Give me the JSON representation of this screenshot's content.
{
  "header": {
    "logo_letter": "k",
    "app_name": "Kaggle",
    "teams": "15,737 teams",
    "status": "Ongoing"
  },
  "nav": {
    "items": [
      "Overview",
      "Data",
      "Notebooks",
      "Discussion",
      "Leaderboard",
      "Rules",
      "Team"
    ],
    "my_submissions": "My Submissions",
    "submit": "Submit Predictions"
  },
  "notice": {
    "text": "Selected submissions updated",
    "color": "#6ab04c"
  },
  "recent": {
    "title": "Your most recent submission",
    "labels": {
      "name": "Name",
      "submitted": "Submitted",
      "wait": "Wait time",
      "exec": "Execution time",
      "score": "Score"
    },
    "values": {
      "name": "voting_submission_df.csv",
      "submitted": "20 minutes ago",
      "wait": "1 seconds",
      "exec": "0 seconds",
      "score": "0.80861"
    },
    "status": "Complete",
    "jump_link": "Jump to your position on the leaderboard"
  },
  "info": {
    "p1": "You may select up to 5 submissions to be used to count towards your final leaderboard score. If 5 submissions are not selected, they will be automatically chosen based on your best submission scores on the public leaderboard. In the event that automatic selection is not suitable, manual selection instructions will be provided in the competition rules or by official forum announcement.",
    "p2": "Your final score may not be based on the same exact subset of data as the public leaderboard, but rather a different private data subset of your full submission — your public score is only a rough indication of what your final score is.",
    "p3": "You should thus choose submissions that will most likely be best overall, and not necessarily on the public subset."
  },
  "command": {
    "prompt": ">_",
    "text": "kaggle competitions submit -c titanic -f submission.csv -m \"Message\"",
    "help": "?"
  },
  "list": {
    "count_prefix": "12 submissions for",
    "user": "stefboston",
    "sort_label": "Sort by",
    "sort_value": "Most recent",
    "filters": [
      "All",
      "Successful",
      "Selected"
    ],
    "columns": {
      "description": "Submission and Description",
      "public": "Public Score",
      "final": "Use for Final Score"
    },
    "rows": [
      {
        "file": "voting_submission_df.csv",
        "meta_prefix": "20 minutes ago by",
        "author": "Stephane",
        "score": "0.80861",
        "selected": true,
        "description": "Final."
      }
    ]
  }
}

____

Give the data again, exactly as it stands.

Give me the JSON representation of this screenshot's content.
{
  "header": {
    "logo_letter": "k",
    "app_name": "Kaggle",
    "teams": "15,737 teams",
    "status": "Ongoing"
  },
  "nav": {
    "items": [
      "Overview",
      "Data",
      "Notebooks",
      "Discussion",
      "Leaderboard",
      "Rules",
      "Team"
    ],
    "my_submissions": "My Submissions",
    "submit": "Submit Predictions"
  },
  "notice": {
    "text": "Selected submissions updated",
    "color": "#6ab04c"
  },
  "recent": {
    "title": "Your most recent submission",
    "labels": {
      "name": "Name",
      "submitted": "Submitted",
      "wait": "Wait time",
      "exec": "Execution time",
      "score": "Score"
    },
    "values": {
      "name": "voting_submission_df.csv",
      "submitted": "20 minutes ago",
      "wait": "1 seconds",
      "exec": "0 seconds",
      "score": "0.80861"
    },
    "status": "Complete",
    "jump_link": "Jump to your position on the leaderboard"
  },
  "info": {
    "p1": "You may select up to 5 submissions to be used to count towards your final leaderboard score. If 5 submissions are not selected, they will be automatically chosen based on your best submission scores on the public leaderboard. In the event that automatic selection is not suitable, manual selection instructions will be provided in the competition rules or by official forum announcement.",
    "p2": "Your final score may not be based on the same exact subset of data as the public leaderboard, but rather a different private data subset of your full submission — your public score is only a rough indication of what your final score is.",
    "p3": "You should thus choose submissions that will most likely be best overall, and not necessarily on the public subset."
  },
  "command": {
    "prompt": ">_",
    "text": "kaggle competitions submit -c titanic -f submission.csv -m \"Message\"",
    "help": "?"
  },
  "list": {
    "count_prefix": "12 submissions for",
    "user": "stefboston",
    "sort_label": "Sort by",
    "sort_value": "Most recent",
    "filters": [
      "All",
      "Successful",
      "Selected"
    ],
    "columns": {
      "description": "Submission and Description",
      "public": "Public Score",
      "final": "Use for Final Score"
    },
    "rows": [
      {
        "file": "voting_submission_df.csv",
        "meta_prefix": "20 minutes ago by",
        "author": "Stephane",
        "score": "0.80861",
        "selected": true,
        "description": "Final."
      }
    ]
  }
}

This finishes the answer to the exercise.